> _SHORT TASK_
Search the records for the word "over" and pick out every line that has it.
#####
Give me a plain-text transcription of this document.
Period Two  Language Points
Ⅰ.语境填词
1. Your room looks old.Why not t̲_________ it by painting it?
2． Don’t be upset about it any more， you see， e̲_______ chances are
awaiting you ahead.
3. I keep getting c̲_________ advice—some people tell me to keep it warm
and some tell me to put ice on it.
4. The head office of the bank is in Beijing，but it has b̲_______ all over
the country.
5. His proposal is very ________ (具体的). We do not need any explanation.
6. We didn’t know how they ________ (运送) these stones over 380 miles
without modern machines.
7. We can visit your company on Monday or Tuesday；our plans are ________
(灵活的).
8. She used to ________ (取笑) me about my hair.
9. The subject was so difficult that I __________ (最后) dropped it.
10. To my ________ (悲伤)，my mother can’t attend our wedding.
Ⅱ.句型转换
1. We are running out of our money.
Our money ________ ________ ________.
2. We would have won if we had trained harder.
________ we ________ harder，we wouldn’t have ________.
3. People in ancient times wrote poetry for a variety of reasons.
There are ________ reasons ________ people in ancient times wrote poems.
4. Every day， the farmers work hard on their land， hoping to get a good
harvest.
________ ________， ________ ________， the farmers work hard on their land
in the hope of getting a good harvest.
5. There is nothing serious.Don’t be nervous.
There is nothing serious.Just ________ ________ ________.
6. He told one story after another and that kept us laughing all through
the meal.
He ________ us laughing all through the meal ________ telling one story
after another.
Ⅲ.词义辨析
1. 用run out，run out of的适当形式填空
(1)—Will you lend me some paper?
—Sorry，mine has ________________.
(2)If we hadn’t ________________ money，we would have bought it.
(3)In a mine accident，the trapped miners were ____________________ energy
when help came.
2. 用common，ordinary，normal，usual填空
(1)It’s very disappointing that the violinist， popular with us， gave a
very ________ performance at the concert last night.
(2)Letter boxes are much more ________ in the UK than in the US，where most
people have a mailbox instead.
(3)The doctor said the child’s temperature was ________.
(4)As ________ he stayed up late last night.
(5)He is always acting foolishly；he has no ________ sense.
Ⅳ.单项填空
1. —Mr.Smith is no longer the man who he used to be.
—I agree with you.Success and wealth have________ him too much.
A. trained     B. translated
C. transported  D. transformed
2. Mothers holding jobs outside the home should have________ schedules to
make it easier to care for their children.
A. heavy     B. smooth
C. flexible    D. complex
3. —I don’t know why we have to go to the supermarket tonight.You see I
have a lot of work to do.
#####
> _COMPLETE ANSWER_
4. The head office of the bank is in Beijing，but it has b̲_______ all over
6. We didn’t know how they ________ (运送) these stones over 380 miles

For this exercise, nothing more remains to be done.